§ Given request
Output exactly the lines that run from the line with "Extract the structured" to the end of the material, both ends included, and no other lines.

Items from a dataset
• • •
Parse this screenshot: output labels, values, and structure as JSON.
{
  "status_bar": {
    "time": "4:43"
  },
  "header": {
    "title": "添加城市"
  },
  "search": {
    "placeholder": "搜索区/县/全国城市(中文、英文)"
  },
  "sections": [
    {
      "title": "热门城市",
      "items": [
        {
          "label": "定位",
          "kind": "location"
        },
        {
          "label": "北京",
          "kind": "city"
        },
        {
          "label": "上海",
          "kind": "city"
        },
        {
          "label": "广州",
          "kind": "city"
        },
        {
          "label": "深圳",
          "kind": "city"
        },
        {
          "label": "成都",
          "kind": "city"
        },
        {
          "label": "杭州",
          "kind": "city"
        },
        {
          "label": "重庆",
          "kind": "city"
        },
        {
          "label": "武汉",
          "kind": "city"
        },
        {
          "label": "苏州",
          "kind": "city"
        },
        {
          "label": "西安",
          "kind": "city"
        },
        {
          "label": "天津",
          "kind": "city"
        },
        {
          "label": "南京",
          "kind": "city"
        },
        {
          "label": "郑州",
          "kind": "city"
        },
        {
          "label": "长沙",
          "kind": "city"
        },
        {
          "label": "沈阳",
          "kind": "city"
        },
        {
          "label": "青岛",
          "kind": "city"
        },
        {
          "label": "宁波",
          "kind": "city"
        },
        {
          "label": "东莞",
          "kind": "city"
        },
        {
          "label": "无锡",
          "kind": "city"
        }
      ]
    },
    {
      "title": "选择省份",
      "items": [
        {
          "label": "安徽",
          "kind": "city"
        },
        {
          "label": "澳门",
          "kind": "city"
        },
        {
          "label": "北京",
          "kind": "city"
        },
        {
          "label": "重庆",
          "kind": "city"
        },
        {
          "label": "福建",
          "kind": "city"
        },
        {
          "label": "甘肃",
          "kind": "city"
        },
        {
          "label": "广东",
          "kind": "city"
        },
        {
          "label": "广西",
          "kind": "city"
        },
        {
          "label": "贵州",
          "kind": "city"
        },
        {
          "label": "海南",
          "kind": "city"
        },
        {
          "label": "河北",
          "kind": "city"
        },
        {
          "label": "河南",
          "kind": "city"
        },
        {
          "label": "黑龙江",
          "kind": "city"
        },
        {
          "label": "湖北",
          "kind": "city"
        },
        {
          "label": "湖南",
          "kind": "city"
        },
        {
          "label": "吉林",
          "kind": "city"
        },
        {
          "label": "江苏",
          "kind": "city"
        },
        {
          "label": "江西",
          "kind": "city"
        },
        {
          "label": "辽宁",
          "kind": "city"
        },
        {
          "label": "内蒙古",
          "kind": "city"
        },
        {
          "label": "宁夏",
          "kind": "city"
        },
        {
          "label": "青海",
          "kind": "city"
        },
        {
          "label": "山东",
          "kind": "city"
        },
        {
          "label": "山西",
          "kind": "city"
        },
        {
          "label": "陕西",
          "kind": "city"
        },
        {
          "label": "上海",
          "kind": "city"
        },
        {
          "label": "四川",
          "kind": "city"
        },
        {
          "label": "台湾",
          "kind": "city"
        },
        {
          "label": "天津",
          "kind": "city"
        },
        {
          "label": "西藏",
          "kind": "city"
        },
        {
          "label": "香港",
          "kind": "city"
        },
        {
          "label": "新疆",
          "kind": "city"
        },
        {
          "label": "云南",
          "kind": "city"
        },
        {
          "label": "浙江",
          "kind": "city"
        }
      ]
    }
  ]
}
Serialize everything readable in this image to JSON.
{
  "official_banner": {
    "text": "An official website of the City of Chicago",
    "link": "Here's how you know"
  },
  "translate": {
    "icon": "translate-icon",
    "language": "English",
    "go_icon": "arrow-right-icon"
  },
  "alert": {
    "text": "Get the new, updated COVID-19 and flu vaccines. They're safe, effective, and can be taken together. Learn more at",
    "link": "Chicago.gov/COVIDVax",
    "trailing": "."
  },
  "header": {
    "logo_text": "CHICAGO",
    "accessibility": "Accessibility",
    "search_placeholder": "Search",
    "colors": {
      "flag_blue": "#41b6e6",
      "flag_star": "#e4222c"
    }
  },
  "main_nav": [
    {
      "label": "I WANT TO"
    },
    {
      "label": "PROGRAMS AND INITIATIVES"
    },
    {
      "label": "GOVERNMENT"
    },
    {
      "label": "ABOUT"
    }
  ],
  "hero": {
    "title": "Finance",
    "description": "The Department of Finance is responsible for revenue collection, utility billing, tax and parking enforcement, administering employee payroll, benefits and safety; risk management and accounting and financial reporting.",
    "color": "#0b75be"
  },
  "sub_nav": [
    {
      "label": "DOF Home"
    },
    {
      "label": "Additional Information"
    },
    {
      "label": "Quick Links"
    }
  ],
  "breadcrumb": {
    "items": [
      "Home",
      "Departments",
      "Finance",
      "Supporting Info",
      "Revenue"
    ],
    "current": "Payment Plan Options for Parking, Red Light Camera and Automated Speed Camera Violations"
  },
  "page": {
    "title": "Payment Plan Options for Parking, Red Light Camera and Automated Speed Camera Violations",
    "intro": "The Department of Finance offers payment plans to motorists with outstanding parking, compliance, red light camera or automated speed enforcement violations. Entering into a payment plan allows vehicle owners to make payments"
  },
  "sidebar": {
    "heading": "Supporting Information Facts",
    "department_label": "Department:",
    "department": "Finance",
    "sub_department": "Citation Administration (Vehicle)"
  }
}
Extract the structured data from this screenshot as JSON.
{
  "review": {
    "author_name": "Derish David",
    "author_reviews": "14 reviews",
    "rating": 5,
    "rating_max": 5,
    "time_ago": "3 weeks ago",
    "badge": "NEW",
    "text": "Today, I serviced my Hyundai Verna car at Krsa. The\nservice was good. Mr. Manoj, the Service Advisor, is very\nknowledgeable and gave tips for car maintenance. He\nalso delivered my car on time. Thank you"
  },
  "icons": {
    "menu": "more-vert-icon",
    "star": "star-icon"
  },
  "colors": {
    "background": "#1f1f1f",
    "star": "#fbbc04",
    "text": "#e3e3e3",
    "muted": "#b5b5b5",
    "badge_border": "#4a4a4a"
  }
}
• • •
§ The result
Extract the structured data from this screenshot as JSON.
{
  "review": {
    "author_name": "Derish David",
    "author_reviews": "14 reviews",
    "rating": 5,
    "rating_max": 5,
    "time_ago": "3 weeks ago",
    "badge": "NEW",
    "text": "Today, I serviced my Hyundai Verna car at Krsa. The\nservice was good. Mr. Manoj, the Service Advisor, is very\nknowledgeable and gave tips for car maintenance. He\nalso delivered my car on time. Thank you"
  },
  "icons": {
    "menu": "more-vert-icon",
    "star": "star-icon"
  },
  "colors": {
    "background": "#1f1f1f",
    "star": "#fbbc04",
    "text": "#e3e3e3",
    "muted": "#b5b5b5",
    "badge_border": "#4a4a4a"
  }
}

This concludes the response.